Examine the records and identify each line that includes the string "this". Copy those lines.

• **RECORDED DATA**
== == ==
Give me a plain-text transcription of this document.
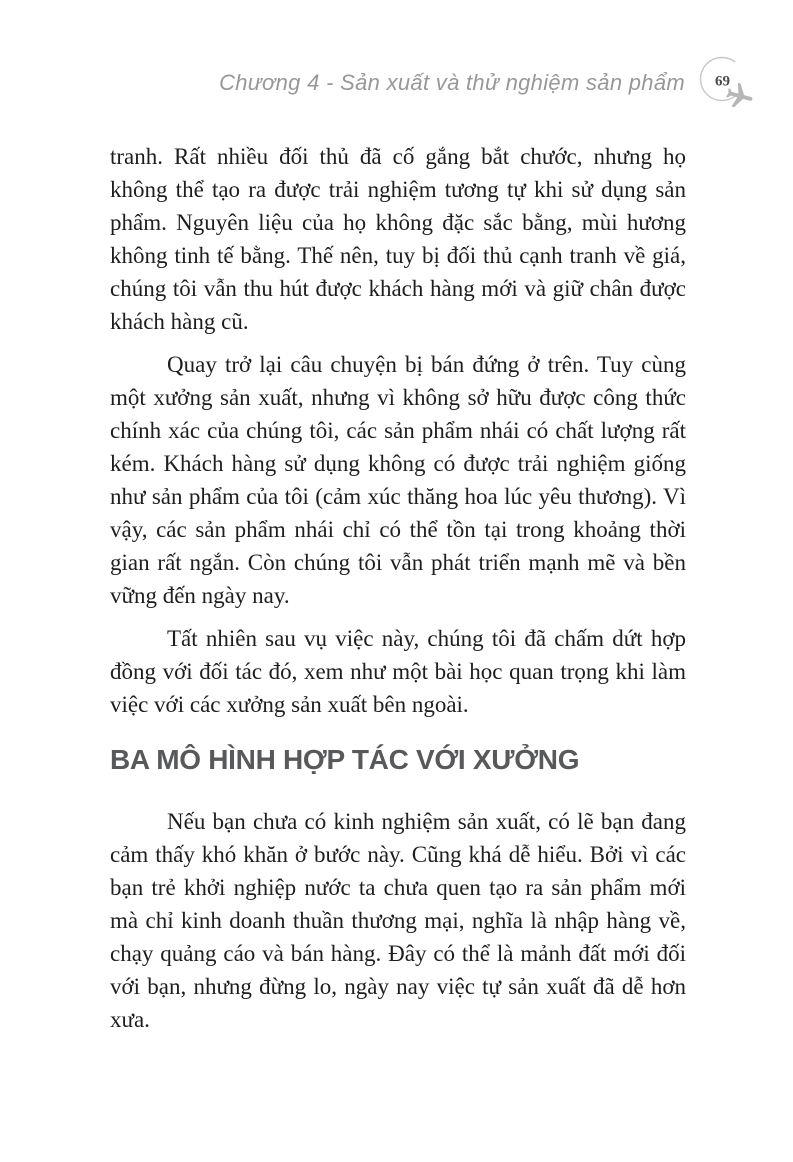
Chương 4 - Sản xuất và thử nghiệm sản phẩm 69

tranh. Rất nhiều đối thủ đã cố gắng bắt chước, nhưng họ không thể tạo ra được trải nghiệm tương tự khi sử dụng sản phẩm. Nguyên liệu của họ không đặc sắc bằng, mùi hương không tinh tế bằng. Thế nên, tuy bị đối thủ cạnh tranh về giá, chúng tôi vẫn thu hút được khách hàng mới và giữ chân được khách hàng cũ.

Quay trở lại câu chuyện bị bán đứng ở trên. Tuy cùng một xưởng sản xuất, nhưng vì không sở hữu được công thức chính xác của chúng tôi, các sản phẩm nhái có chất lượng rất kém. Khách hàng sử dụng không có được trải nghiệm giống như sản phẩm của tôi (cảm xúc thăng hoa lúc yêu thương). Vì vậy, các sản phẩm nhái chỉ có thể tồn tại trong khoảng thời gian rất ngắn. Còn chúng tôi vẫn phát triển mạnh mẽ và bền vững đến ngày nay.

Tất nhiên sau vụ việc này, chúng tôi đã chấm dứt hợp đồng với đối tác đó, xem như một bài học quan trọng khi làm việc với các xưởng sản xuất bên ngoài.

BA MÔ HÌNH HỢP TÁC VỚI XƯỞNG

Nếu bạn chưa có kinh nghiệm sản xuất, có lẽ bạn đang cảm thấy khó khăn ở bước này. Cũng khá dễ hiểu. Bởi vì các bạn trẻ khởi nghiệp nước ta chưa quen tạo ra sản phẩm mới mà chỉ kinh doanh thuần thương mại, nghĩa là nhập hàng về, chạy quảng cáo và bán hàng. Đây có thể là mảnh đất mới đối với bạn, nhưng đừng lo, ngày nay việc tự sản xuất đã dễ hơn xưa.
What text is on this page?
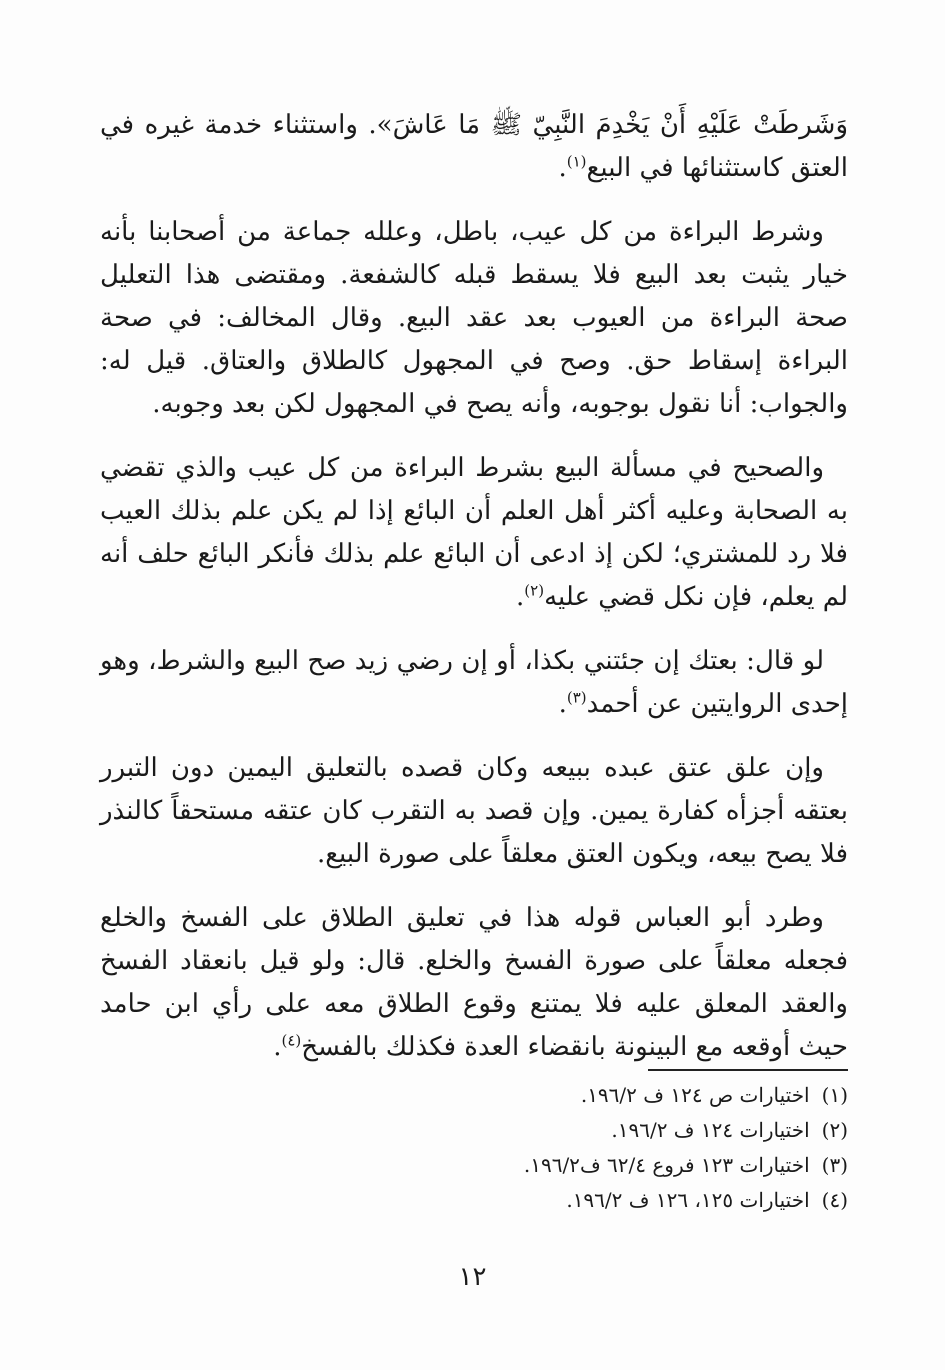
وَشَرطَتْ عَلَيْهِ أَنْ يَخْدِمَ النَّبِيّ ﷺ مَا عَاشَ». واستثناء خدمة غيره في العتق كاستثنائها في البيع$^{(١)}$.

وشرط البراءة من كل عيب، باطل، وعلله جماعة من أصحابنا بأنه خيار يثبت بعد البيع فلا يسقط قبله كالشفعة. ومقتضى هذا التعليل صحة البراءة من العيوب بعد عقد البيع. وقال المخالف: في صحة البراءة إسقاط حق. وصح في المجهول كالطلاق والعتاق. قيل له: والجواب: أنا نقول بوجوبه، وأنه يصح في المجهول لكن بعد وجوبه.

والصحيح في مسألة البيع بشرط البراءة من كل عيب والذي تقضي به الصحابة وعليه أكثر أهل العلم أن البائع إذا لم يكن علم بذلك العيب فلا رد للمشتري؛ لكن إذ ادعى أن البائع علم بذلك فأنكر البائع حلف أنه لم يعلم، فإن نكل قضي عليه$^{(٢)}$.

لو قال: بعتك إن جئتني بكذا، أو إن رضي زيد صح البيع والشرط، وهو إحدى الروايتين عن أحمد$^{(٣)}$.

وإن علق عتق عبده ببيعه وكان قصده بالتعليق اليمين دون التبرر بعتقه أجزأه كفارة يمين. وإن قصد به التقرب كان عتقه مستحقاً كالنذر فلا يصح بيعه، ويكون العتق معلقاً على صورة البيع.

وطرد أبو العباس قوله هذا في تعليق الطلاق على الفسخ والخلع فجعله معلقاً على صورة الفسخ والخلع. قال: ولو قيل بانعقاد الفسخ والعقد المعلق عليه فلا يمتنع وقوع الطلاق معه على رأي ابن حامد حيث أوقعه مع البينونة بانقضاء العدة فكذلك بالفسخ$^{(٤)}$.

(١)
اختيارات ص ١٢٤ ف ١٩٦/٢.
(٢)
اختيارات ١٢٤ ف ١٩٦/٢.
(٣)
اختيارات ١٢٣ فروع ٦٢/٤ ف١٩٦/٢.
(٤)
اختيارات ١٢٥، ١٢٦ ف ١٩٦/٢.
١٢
== == ==
• **EXPECTED ANSWER**
Give me a plain-text transcription of this document.
What text is on this page?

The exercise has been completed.